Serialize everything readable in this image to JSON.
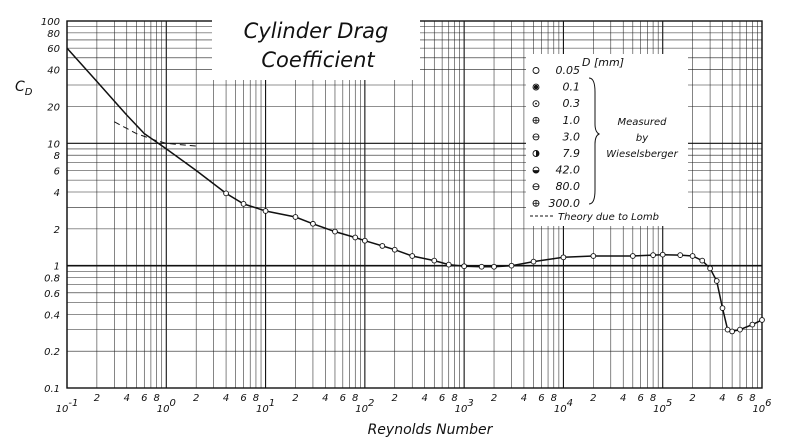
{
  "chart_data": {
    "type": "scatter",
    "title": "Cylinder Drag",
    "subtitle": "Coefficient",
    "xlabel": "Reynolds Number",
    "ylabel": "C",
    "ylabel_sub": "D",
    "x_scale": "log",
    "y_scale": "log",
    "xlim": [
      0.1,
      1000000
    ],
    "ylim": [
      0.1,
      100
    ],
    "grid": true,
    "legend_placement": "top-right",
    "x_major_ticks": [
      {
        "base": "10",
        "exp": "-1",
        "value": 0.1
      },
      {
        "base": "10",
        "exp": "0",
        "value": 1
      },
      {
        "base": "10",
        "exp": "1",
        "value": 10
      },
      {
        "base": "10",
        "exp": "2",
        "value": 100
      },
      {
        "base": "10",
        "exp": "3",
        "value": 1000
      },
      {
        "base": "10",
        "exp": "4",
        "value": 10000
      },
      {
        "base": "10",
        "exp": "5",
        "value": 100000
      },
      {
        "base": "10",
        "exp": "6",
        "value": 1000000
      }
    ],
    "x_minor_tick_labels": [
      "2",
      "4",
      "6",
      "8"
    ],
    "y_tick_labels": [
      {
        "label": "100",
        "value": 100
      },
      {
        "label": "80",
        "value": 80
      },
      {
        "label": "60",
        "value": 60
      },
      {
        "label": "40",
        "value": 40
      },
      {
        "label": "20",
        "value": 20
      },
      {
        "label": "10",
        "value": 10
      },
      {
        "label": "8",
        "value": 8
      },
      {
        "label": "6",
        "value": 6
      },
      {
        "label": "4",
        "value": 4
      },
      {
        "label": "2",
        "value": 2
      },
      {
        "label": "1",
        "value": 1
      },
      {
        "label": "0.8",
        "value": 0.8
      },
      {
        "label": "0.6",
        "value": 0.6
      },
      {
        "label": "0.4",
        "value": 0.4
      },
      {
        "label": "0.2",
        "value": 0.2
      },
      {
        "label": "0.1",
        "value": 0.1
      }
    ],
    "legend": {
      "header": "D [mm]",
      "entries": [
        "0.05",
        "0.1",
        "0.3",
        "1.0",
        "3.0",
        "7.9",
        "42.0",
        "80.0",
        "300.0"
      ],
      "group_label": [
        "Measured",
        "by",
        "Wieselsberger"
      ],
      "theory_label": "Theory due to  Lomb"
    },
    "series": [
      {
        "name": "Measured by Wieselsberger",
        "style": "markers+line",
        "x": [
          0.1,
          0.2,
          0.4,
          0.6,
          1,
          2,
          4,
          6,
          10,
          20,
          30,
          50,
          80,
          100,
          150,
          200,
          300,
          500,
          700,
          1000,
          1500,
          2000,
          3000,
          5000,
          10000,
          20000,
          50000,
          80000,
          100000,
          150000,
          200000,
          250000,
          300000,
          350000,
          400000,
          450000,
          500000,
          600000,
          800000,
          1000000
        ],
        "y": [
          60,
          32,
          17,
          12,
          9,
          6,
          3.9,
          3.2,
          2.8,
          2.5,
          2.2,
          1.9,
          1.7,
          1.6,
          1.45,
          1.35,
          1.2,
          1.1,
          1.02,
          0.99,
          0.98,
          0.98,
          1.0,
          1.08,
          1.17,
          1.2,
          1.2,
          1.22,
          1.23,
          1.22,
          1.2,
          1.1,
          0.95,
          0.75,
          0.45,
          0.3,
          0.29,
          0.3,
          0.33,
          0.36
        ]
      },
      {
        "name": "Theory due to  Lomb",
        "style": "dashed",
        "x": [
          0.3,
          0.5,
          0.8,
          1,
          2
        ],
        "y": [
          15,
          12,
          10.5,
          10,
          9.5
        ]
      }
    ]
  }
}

━━━━━━━━━━━━━━━━━━━━━━━━━━━━━━

Written request
Copy all lines from the material that contain "Wieselsberger".

Final answer
        "Wieselsberger"
        "name": "Measured by Wieselsberger",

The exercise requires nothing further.